▶ EXERCISE
Check each line of the records below for the word "Lương" and copy those where it appears.

** START RECORDS FOR PROCESSING **

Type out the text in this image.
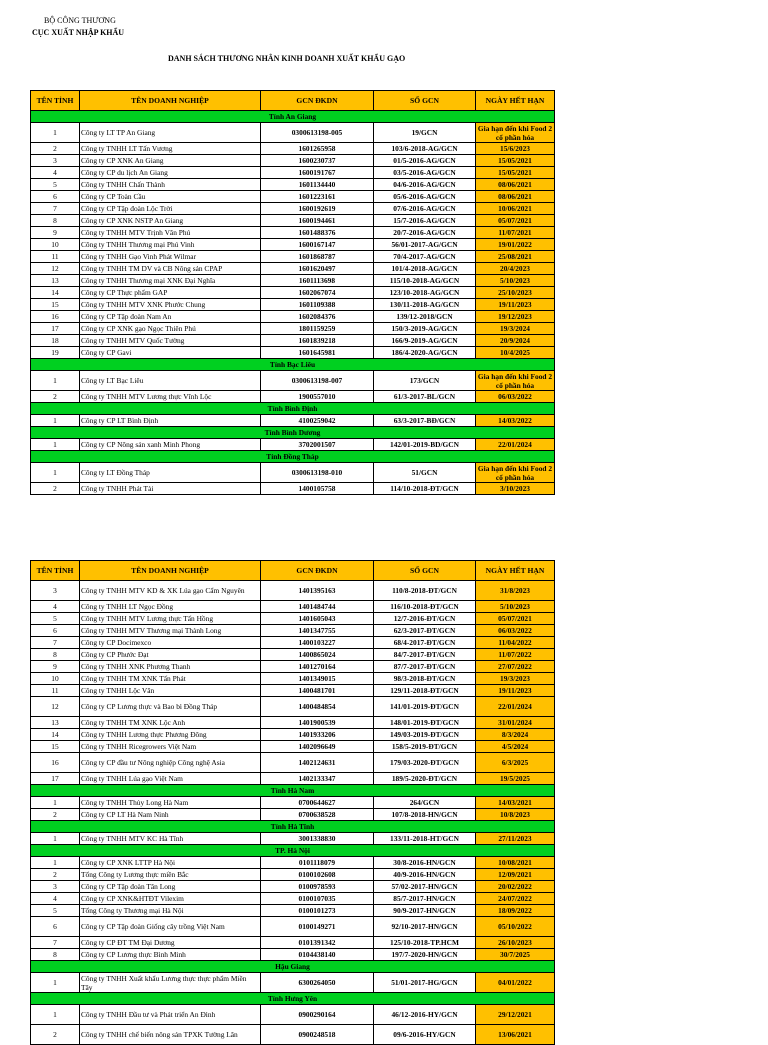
BỘ CÔNG THƯƠNG
CỤC XUẤT NHẬP KHẨU
DANH SÁCH THƯƠNG NHÂN KINH DOANH XUẤT KHẨU GẠO
TÊN TỈNH	TÊN DOANH NGHIỆP	GCN ĐKDN	SỐ GCN	NGÀY HẾT HẠN
Tỉnh An Giang				
1	Công ty LT TP An Giang	0300613198-005	19/GCN	Gia hạn đến khi Food 2 cổ phần hóa
2	Công ty TNHH LT Tấn Vương	1601265958	103/6-2018-AG/GCN	15/6/2023
3	Công ty CP XNK An Giang	1600230737	01/5-2016-AG/GCN	15/05/2021
4	Công ty CP du lịch An Giang	1600191767	03/5-2016-AG/GCN	15/05/2021
5	Công ty TNHH Chấn Thành	1601134440	04/6-2016-AG/GCN	08/06/2021
6	Công ty CP Toàn Cầu	1601223161	05/6-2016-AG/GCN	08/06/2021
7	Công ty CP Tập đoàn Lộc Trời	1600192619	07/6-2016-AG/GCN	10/06/2021
8	Công ty CP XNK NSTP An Giang	1600194461	15/7-2016-AG/GCN	05/07/2021
9	Công ty TNHH MTV Trịnh Văn Phú	1601488376	20/7-2016-AG/GCN	11/07/2021
10	Công ty TNHH Thương mại Phú Vinh	1600167147	56/01-2017-AG/GCN	19/01/2022
11	Công ty TNHH Gạo Vinh Phát Wilmar	1601868787	70/4-2017-AG/GCN	25/08/2021
12	Công ty TNHH TM DV và CB Nông sản CPAP	1601620497	101/4-2018-AG/GCN	20/4/2023
13	Công ty TNHH Thương mại XNK Đại Nghĩa	1601113698	115/10-2018-AG/GCN	5/10/2023
14	Công ty CP Thực phẩm GAP	1602067074	123/10-2018-AG/GCN	25/10/2023
15	Công ty TNHH MTV XNK Phước Chung	1601109388	130/11-2018-AG/GCN	19/11/2023
16	Công ty CP Tập đoàn Nam An	1602084376	139/12-2018/GCN	19/12/2023
17	Công ty CP XNK gạo Ngọc Thiên Phú	1801159259	150/3-2019-AG/GCN	19/3/2024
18	Công ty TNHH MTV Quốc Tường	1601839218	166/9-2019-AG/GCN	20/9/2024
19	Công ty CP Gavi	1601645981	186/4-2020-AG/GCN	10/4/2025
Tỉnh Bạc Liêu				
1	Công ty LT Bạc Liêu	0300613198-007	173/GCN	Gia hạn đến khi Food 2 cổ phần hóa
2	Công ty TNHH MTV Lương thực Vĩnh Lộc	1900557010	61/3-2017-BL/GCN	06/03/2022
Tỉnh Bình Định				
1	Công ty CP LT Bình Định	4100259042	63/3-2017-BĐ/GCN	14/03/2022
Tỉnh Bình Dương				
1	Công ty CP Nông sản xanh Minh Phong	3702001507	142/01-2019-BD/GCN	22/01/2024
Tỉnh Đồng Tháp				
1	Công ty LT Đồng Tháp	0300613198-010	51/GCN	Gia hạn đến khi Food 2 cổ phần hóa
2	Công ty TNHH Phát Tài	1400105758	114/10-2018-ĐT/GCN	3/10/2023
TÊN TỈNH	TÊN DOANH NGHIỆP	GCN ĐKDN	SỐ GCN	NGÀY HẾT HẠN
3	Công ty TNHH MTV KD & XK Lúa gạo Cẩm Nguyên	1401395163	110/8-2018-ĐT/GCN	31/8/2023
4	Công ty TNHH LT Ngọc Đồng	1401484744	116/10-2018-ĐT/GCN	5/10/2023
5	Công ty TNHH MTV Lương thực Tấn Hồng	1401605043	12/7-2016-ĐT/GCN	05/07/2021
6	Công ty TNHH MTV Thương mại Thành Long	1401347755	62/3-2017-ĐT/GCN	06/03/2022
7	Công ty CP Docimexco	1400103227	68/4-2017-ĐT/GCN	11/04/2022
8	Công ty CP Phước Đạt	1400865024	84/7-2017-ĐT/GCN	11/07/2022
9	Công ty TNHH XNK Phương Thanh	1401270164	87/7-2017-ĐT/GCN	27/07/2022
10	Công ty TNHH TM XNK Tấn Phát	1401349015	98/3-2018-ĐT/GCN	19/3/2023
11	Công ty TNHH Lộc Vân	1400481701	129/11-2018-ĐT/GCN	19/11/2023
12	Công ty CP Lương thực và Bao bì Đồng Tháp	1400484854	141/01-2019-ĐT/GCN	22/01/2024
13	Công ty TNHH TM XNK Lộc Anh	1401900539	148/01-2019-ĐT/GCN	31/01/2024
14	Công ty TNHH Lương thực Phương Đông	1401933206	149/03-2019-ĐT/GCN	8/3/2024
15	Công ty TNHH Ricegrowers Việt Nam	1402096649	158/5-2019-ĐT/GCN	4/5/2024
16	Công ty CP đầu tư Nông nghiệp Công nghệ Asia	1402124631	179/03-2020-ĐT/GCN	6/3/2025
17	Công ty TNHH Lúa gạo Việt Nam	1402133347	189/5-2020-ĐT/GCN	19/5/2025
Tỉnh Hà Nam				
1	Công ty TNHH Thủy Long Hà Nam	0700644627	264/GCN	14/03/2021
2	Công ty CP LT Hà Nam Ninh	0700638528	107/8-2018-HN/GCN	10/8/2023
Tỉnh Hà Tĩnh				
1	Công ty TNHH MTV KC Hà Tĩnh	3001338830	133/11-2018-HT/GCN	27/11/2023
TP. Hà Nội				
1	Công ty CP XNK LTTP Hà Nội	0101118079	30/8-2016-HN/GCN	10/08/2021
2	Tổng Công ty Lương thực miền Bắc	0100102608	40/9-2016-HN/GCN	12/09/2021
3	Công ty CP Tập đoàn Tân Long	0100978593	57/02-2017-HN/GCN	20/02/2022
4	Công ty CP XNK&HTĐT Vilexim	0100107035	85/7-2017-HN/GCN	24/07/2022
5	Tổng Công ty Thương mại Hà Nội	0100101273	90/9-2017-HN/GCN	18/09/2022
6	Công ty CP Tập đoàn Giống cây trồng Việt Nam	0100149271	92/10-2017-HN/GCN	05/10/2022
7	Công ty CP ĐT TM Đại Dương	0101391342	125/10-2018-TP.HCM	26/10/2023
8	Công ty CP Lương thực Bình Minh	0104438140	197/7-2020-HN/GCN	30/7/2025
Hậu Giang				
1	Công ty TNHH Xuất khẩu Lương thực thực phẩm Miền Tây	6300264050	51/01-2017-HG/GCN	04/01/2022
Tỉnh Hưng Yên				
1	Công ty TNHH Đầu tư và Phát triển An Đình	0900290164	46/12-2016-HY/GCN	29/12/2021
2	Công ty TNHH chế biến nông sản TPXK Tường Lân	0900248518	09/6-2016-HY/GCN	13/06/2021
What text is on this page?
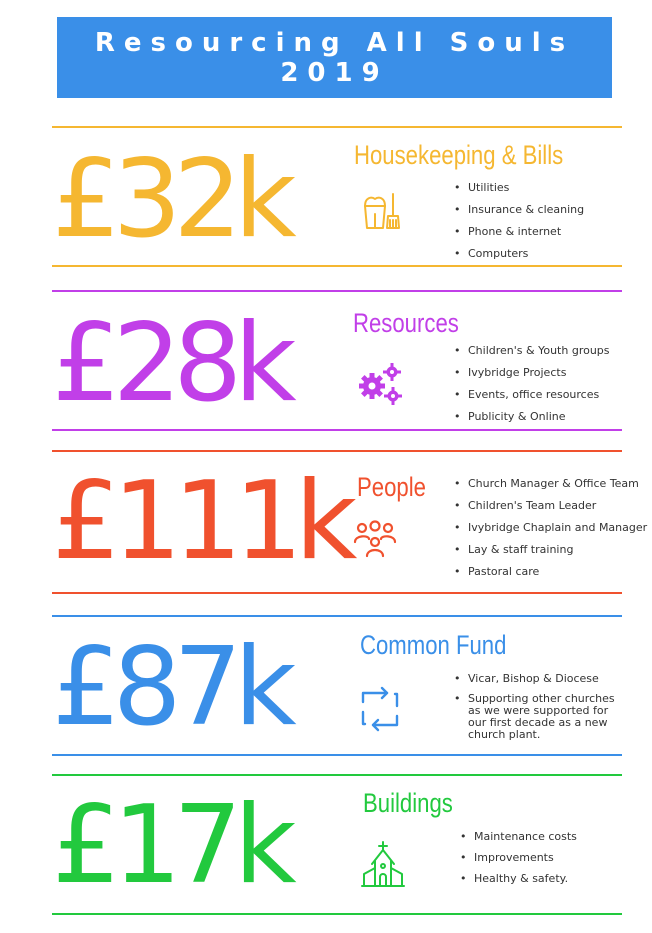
Resourcing All Souls
2019
£32k Housekeeping & Bills
• Utilities
• Insurance & cleaning
• Phone & internet
• Computers
£28k Resources
• Children's & Youth groups
• Ivybridge Projects
• Events, office resources
• Publicity & Online
£111k People
•	Church Manager & Office Team
• Children's Team Leader
• Ivybridge Chaplain and Manager
• Lay & staff training
• Pastoral care
£87k	Common Fund
• Vicar, Bishop & Diocese
• Supporting other churches as we were supported for our first decade as a new church plant.
£17k	Buildings
• Maintenance costs
• Improvements
• Healthy & safety.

** END RECORDS FOR PROCESSING **

▶ RESPONSE TO THE TASK
2	Công ty TNHH MTV Lương thực Vĩnh Lộc	1900557010	61/3-2017-BL/GCN	06/03/2022
5	Công ty TNHH MTV Lương thực Tấn Hồng	1401605043	12/7-2016-ĐT/GCN	05/07/2021
12	Công ty CP Lương thực và Bao bì Đồng Tháp	1400484854	141/01-2019-ĐT/GCN	22/01/2024
14	Công ty TNHH Lương thực Phương Đông	1401933206	149/03-2019-ĐT/GCN	8/3/2024
2	Tổng Công ty Lương thực miền Bắc	0100102608	40/9-2016-HN/GCN	12/09/2021
8	Công ty CP Lương thực Bình Minh	0104438140	197/7-2020-HN/GCN	30/7/2025
1	Công ty TNHH Xuất khẩu Lương thực thực phẩm Miền Tây	6300264050	51/01-2017-HG/GCN	04/01/2022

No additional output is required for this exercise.